BEGIN

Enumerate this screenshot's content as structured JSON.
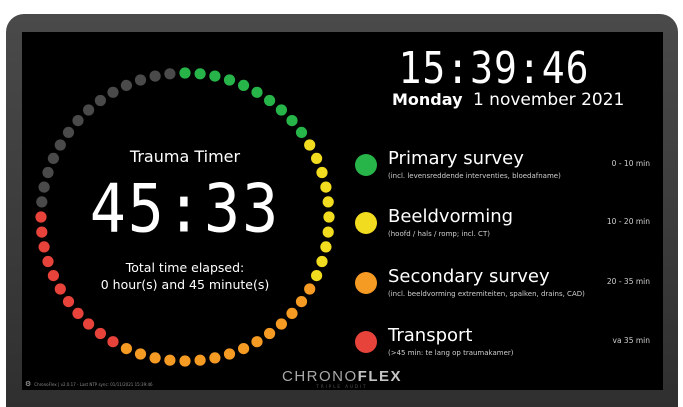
{
  "clock": {
    "time": "15:39:46",
    "weekday": "Monday",
    "date": "1 november 2021"
  },
  "timer": {
    "title": "Trauma Timer",
    "value": "45:33",
    "elapsed_label": "Total time elapsed:",
    "elapsed_value": "0 hour(s) and 45 minute(s)",
    "progress_fraction": 0.76
  },
  "phases": [
    {
      "name": "Primary survey",
      "subtitle": "(incl. levensreddende interventies, bloedafname)",
      "time": "0 - 10 min",
      "color": "#27b54a"
    },
    {
      "name": "Beeldvorming",
      "subtitle": "(hoofd / hals / romp; incl. CT)",
      "time": "10 - 20 min",
      "color": "#f2dc1f"
    },
    {
      "name": "Secondary survey",
      "subtitle": "(incl. beeldvorming extremiteiten, spalken, drains, CAD)",
      "time": "20 - 35 min",
      "color": "#f59a23"
    },
    {
      "name": "Transport",
      "subtitle": "(>45 min: te lang op traumakamer)",
      "time": "va 35 min",
      "color": "#e8433a"
    }
  ],
  "ring_colors": {
    "green": "#27b54a",
    "yellow": "#f2dc1f",
    "orange": "#f59a23",
    "red": "#e8433a",
    "inactive": "#4a4a4a"
  },
  "brand": {
    "name_light": "CHRONO",
    "name_bold": "FLEX",
    "tagline": "TRIPLE AUDIT"
  },
  "footer": {
    "text": "ChronoFlex | v2.0.17 - Last NTP sync: 01/11/2021 15:39:46"
  },
  "icons": {
    "settings": "gear-icon"
  }
}
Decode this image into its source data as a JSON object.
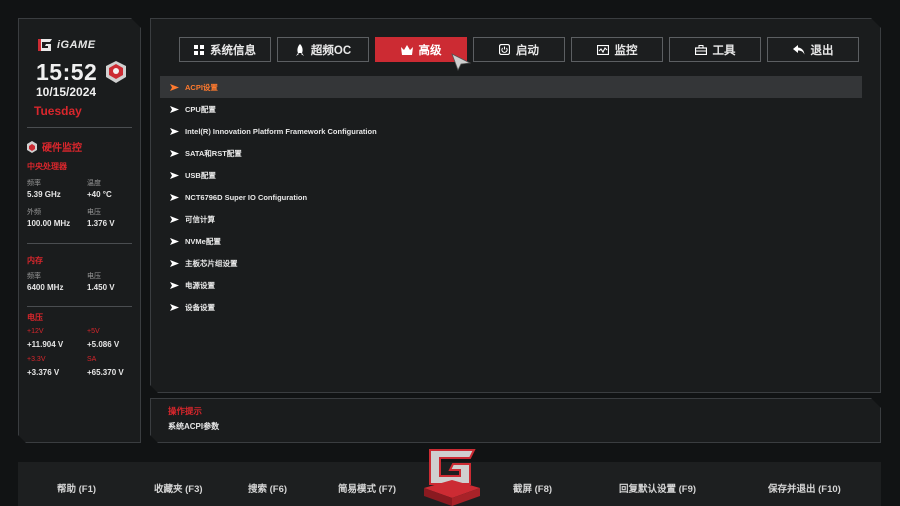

END

## TASK TO CARRY OUT
Copy each line above that contains the string "subtitle".

## ANSWER FOR THE TASK
      "subtitle": "(incl. levensreddende interventies, bloedafname)",
      "subtitle": "(hoofd / hals / romp; incl. CT)",
      "subtitle": "(incl. beeldvorming extremiteiten, spalken, drains, CAD)",
      "subtitle": "(>45 min: te lang op traumakamer)",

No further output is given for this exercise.